Look for the string "Lorem" and copy every line that has it.

## start DATA LISTING

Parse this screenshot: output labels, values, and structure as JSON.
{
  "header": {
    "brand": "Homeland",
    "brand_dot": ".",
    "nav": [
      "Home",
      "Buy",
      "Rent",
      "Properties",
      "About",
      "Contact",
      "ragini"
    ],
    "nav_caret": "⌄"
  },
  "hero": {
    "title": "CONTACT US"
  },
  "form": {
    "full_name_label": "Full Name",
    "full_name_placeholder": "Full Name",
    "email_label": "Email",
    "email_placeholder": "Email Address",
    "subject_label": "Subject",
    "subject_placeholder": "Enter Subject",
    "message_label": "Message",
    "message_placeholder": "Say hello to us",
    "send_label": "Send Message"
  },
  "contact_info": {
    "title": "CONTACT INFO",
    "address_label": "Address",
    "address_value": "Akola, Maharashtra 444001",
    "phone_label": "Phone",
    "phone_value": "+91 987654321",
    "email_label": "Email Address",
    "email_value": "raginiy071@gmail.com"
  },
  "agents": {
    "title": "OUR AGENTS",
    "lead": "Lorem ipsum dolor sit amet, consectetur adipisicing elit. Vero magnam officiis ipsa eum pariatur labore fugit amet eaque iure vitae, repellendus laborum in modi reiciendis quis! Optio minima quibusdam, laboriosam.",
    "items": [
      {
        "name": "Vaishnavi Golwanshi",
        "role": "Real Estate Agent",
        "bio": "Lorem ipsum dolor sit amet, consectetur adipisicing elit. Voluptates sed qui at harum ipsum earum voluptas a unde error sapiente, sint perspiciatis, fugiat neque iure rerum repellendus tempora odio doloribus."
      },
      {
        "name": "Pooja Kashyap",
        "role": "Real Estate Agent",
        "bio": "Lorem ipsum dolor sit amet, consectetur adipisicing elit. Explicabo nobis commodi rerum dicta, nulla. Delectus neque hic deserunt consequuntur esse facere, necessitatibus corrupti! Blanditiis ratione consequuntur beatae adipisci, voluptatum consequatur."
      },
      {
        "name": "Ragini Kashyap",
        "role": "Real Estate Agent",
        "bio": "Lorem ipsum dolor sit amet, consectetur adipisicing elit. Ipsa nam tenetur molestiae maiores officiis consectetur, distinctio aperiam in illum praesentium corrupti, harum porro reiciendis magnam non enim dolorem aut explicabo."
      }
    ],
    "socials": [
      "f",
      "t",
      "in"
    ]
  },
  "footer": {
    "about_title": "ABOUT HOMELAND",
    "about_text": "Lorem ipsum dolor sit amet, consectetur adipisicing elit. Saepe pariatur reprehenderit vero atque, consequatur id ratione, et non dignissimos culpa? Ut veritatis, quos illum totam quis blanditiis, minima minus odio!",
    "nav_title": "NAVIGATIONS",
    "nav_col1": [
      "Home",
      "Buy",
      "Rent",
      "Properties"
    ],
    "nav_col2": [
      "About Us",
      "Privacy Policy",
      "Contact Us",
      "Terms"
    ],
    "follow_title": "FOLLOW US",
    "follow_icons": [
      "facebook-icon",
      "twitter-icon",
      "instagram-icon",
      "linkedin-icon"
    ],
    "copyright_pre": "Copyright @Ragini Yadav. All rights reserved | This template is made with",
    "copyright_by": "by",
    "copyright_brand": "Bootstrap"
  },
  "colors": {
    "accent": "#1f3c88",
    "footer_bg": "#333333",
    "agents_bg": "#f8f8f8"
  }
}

## end DATA LISTING
## start DATA LISTING

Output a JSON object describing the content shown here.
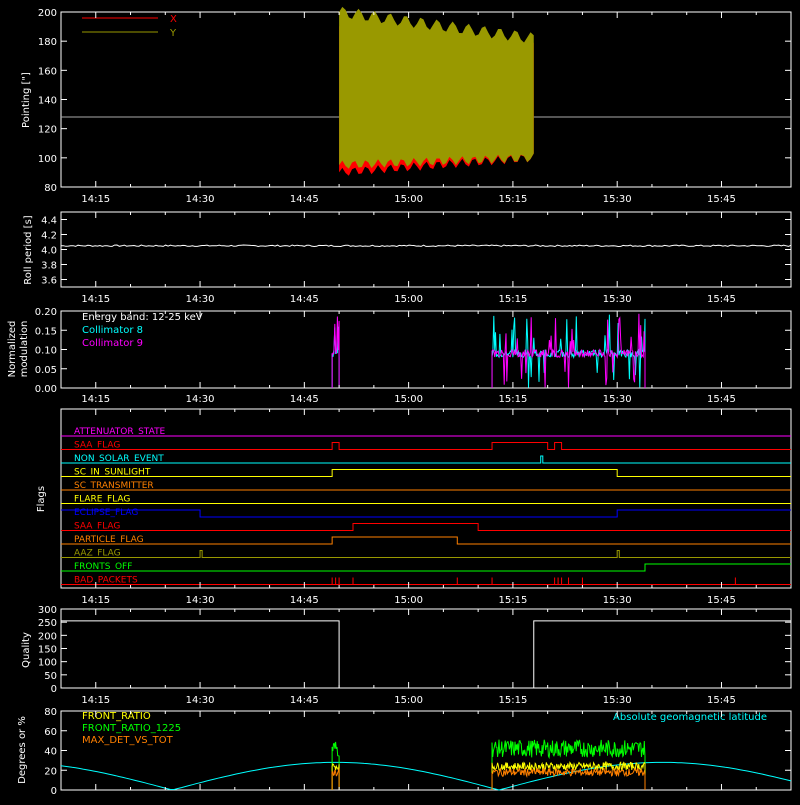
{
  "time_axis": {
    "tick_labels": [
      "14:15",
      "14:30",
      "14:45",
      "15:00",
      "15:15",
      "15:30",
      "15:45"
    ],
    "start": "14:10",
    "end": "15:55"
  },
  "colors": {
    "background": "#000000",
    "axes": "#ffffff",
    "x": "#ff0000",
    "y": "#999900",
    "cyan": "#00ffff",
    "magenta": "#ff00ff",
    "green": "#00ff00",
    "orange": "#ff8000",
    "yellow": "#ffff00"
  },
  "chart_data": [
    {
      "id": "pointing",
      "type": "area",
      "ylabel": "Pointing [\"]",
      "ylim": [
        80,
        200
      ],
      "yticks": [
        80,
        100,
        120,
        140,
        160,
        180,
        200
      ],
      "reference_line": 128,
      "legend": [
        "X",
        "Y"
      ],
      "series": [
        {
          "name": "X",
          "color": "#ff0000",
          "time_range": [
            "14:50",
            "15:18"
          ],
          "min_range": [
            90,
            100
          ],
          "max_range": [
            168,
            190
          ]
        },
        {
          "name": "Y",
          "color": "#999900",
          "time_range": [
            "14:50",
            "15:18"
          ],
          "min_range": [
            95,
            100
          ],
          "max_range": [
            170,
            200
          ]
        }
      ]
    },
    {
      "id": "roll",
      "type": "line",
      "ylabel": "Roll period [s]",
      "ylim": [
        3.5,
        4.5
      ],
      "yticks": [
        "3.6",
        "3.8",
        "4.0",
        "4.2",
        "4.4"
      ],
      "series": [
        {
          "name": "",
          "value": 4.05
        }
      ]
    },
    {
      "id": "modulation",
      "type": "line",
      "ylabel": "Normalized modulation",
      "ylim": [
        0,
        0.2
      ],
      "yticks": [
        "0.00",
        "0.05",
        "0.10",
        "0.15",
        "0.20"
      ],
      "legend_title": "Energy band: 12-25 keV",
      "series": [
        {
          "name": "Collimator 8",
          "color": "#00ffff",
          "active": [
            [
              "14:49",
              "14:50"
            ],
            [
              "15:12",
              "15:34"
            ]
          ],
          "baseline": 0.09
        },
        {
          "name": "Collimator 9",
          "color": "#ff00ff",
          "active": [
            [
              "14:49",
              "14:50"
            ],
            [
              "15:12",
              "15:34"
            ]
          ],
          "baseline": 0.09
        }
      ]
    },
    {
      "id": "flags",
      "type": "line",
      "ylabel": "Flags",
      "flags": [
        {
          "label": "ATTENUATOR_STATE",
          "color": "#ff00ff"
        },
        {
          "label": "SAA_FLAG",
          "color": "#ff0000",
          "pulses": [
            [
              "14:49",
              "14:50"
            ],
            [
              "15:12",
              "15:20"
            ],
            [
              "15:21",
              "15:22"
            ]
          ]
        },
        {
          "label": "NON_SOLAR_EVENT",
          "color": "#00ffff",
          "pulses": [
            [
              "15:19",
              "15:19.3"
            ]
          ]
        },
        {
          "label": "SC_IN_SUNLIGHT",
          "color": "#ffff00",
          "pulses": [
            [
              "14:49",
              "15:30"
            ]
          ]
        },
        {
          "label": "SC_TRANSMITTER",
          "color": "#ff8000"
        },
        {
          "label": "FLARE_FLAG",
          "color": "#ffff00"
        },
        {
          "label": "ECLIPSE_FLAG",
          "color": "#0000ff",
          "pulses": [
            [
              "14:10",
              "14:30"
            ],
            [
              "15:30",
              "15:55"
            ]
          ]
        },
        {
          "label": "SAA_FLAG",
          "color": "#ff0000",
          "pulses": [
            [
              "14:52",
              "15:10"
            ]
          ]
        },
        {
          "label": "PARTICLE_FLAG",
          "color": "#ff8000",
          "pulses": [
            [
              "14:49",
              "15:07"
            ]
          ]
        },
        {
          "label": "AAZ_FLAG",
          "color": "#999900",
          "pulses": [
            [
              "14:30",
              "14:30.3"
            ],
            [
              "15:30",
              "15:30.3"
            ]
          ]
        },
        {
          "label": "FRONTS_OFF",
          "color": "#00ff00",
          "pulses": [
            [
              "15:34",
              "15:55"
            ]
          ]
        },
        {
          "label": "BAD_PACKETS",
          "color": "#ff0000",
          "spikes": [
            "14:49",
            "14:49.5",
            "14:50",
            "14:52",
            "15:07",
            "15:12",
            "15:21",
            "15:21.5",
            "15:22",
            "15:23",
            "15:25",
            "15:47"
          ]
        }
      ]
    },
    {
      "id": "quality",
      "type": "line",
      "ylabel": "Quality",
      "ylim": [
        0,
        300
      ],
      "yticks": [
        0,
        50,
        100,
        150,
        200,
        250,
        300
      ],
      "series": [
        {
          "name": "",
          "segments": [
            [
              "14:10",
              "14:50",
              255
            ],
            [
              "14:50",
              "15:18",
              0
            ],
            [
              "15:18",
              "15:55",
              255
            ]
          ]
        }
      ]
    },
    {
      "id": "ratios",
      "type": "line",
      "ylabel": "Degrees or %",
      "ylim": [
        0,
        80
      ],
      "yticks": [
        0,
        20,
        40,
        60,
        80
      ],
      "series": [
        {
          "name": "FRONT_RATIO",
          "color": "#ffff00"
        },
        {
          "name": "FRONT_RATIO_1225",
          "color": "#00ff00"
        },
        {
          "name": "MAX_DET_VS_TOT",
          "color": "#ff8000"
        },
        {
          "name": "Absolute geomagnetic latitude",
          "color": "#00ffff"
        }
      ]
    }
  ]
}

## end DATA LISTING

OUTPUT FOR THIS EXERCISE:
    "lead": "Lorem ipsum dolor sit amet, consectetur adipisicing elit. Vero magnam officiis ipsa eum pariatur labore fugit amet eaque iure vitae, repellendus laborum in modi reiciendis quis! Optio minima quibusdam, laboriosam.",
        "bio": "Lorem ipsum dolor sit amet, consectetur adipisicing elit. Voluptates sed qui at harum ipsum earum voluptas a unde error sapiente, sint perspiciatis, fugiat neque iure rerum repellendus tempora odio doloribus."
        "bio": "Lorem ipsum dolor sit amet, consectetur adipisicing elit. Explicabo nobis commodi rerum dicta, nulla. Delectus neque hic deserunt consequuntur esse facere, necessitatibus corrupti! Blanditiis ratione consequuntur beatae adipisci, voluptatum consequatur."
        "bio": "Lorem ipsum dolor sit amet, consectetur adipisicing elit. Ipsa nam tenetur molestiae maiores officiis consectetur, distinctio aperiam in illum praesentium corrupti, harum porro reiciendis magnam non enim dolorem aut explicabo."
    "about_text": "Lorem ipsum dolor sit amet, consectetur adipisicing elit. Saepe pariatur reprehenderit vero atque, consequatur id ratione, et non dignissimos culpa? Ut veritatis, quos illum totam quis blanditiis, minima minus odio!",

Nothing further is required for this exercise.